> [GIVEN INSTRUCTION]: Starting with the line that contains "What data populates", reproduce each line through the end of the entries exactly as written.

::::::::::

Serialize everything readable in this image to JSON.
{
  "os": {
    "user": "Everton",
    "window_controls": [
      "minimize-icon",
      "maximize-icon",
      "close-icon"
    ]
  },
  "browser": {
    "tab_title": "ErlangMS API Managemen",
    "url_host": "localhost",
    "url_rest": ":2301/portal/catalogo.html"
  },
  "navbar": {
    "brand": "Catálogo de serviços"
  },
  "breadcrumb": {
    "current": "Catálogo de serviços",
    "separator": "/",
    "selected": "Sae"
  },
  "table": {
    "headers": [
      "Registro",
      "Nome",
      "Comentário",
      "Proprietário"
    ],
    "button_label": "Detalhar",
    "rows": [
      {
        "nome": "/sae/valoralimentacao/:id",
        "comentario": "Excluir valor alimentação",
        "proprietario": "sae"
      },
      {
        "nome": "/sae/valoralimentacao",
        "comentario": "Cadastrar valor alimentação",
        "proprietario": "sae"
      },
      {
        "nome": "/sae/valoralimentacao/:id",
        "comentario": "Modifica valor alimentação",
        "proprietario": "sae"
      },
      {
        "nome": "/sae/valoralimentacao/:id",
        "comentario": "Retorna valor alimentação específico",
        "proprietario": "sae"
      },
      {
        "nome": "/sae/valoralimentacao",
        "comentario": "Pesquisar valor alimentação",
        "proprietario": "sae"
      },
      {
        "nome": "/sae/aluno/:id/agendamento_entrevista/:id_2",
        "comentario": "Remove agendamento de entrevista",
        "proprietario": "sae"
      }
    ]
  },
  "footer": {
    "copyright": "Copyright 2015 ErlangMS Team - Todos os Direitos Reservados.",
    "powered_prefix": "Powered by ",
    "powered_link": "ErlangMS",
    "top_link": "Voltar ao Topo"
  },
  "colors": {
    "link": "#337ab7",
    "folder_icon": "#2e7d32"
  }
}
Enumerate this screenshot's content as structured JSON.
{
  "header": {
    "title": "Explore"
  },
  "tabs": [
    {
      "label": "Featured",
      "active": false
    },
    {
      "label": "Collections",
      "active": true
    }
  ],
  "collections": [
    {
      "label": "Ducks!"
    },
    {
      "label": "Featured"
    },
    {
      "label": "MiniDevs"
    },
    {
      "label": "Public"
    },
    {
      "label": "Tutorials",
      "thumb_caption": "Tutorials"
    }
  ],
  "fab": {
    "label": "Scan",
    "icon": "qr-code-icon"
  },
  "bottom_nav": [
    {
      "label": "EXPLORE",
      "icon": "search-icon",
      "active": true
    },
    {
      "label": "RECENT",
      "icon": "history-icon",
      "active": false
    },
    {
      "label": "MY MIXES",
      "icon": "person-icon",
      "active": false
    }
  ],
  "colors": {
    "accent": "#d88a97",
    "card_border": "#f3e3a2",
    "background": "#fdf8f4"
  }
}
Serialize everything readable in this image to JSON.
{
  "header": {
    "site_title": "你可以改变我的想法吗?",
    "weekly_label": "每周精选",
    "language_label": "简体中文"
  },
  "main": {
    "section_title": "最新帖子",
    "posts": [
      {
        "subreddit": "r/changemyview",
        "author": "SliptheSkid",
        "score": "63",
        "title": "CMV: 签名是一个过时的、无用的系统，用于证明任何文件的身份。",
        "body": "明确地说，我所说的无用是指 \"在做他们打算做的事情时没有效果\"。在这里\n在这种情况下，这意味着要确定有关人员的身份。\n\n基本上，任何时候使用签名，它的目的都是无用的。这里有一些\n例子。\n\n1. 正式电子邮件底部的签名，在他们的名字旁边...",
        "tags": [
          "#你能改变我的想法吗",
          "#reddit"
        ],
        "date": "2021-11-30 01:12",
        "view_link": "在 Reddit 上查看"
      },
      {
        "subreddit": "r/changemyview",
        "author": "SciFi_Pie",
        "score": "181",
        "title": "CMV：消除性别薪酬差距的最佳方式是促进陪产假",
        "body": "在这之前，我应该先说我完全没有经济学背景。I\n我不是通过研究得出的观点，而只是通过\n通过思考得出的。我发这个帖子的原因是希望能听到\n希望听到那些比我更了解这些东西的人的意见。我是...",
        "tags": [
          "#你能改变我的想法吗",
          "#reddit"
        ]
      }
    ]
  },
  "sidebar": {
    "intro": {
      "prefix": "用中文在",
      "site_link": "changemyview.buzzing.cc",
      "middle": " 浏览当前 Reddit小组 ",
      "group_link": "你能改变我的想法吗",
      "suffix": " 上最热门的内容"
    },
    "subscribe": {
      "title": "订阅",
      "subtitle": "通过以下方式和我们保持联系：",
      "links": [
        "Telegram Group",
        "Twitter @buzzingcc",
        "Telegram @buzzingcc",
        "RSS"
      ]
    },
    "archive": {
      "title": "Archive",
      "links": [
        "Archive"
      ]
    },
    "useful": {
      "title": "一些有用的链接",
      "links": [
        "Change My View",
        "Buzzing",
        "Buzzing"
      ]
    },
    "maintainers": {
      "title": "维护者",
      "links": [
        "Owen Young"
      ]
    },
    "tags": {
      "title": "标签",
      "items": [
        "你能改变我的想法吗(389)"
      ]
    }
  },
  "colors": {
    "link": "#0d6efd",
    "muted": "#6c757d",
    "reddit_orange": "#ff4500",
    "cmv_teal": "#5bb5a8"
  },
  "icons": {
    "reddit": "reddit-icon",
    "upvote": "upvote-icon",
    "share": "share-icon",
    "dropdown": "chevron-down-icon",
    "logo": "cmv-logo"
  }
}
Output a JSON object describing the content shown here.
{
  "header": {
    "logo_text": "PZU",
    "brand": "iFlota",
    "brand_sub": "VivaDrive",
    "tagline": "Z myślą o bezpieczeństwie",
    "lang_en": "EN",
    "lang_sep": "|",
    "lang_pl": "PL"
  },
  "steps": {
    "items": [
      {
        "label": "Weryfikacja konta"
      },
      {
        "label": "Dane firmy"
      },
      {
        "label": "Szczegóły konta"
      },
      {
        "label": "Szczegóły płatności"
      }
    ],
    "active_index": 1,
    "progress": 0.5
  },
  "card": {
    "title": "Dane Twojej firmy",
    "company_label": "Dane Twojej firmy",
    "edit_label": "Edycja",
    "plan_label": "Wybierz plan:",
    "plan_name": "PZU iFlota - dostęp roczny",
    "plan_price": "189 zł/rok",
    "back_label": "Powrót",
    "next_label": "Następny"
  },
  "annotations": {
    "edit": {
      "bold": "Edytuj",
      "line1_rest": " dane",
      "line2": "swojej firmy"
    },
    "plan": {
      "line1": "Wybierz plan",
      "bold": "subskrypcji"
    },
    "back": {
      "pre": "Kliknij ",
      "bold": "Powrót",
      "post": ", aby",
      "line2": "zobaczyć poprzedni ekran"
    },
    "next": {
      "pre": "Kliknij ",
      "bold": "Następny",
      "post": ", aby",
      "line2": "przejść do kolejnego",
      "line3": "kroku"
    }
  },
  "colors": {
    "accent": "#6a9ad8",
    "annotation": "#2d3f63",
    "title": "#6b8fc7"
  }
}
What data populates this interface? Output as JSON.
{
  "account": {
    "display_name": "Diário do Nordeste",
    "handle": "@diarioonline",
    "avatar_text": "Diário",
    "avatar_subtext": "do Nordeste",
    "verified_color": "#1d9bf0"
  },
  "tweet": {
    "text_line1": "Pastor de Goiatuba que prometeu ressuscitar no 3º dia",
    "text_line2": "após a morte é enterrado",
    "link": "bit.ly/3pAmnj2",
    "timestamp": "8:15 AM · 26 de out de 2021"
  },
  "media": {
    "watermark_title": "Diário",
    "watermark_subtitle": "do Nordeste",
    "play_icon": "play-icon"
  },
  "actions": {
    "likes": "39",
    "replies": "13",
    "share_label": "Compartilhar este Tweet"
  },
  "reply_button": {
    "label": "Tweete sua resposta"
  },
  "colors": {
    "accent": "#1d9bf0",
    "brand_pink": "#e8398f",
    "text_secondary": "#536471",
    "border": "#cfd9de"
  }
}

::::::::::

> [EXERCISE RESPONSE]:
What data populates this interface? Output as JSON.
{
  "account": {
    "display_name": "Diário do Nordeste",
    "handle": "@diarioonline",
    "avatar_text": "Diário",
    "avatar_subtext": "do Nordeste",
    "verified_color": "#1d9bf0"
  },
  "tweet": {
    "text_line1": "Pastor de Goiatuba que prometeu ressuscitar no 3º dia",
    "text_line2": "após a morte é enterrado",
    "link": "bit.ly/3pAmnj2",
    "timestamp": "8:15 AM · 26 de out de 2021"
  },
  "media": {
    "watermark_title": "Diário",
    "watermark_subtitle": "do Nordeste",
    "play_icon": "play-icon"
  },
  "actions": {
    "likes": "39",
    "replies": "13",
    "share_label": "Compartilhar este Tweet"
  },
  "reply_button": {
    "label": "Tweete sua resposta"
  },
  "colors": {
    "accent": "#1d9bf0",
    "brand_pink": "#e8398f",
    "text_secondary": "#536471",
    "border": "#cfd9de"
  }
}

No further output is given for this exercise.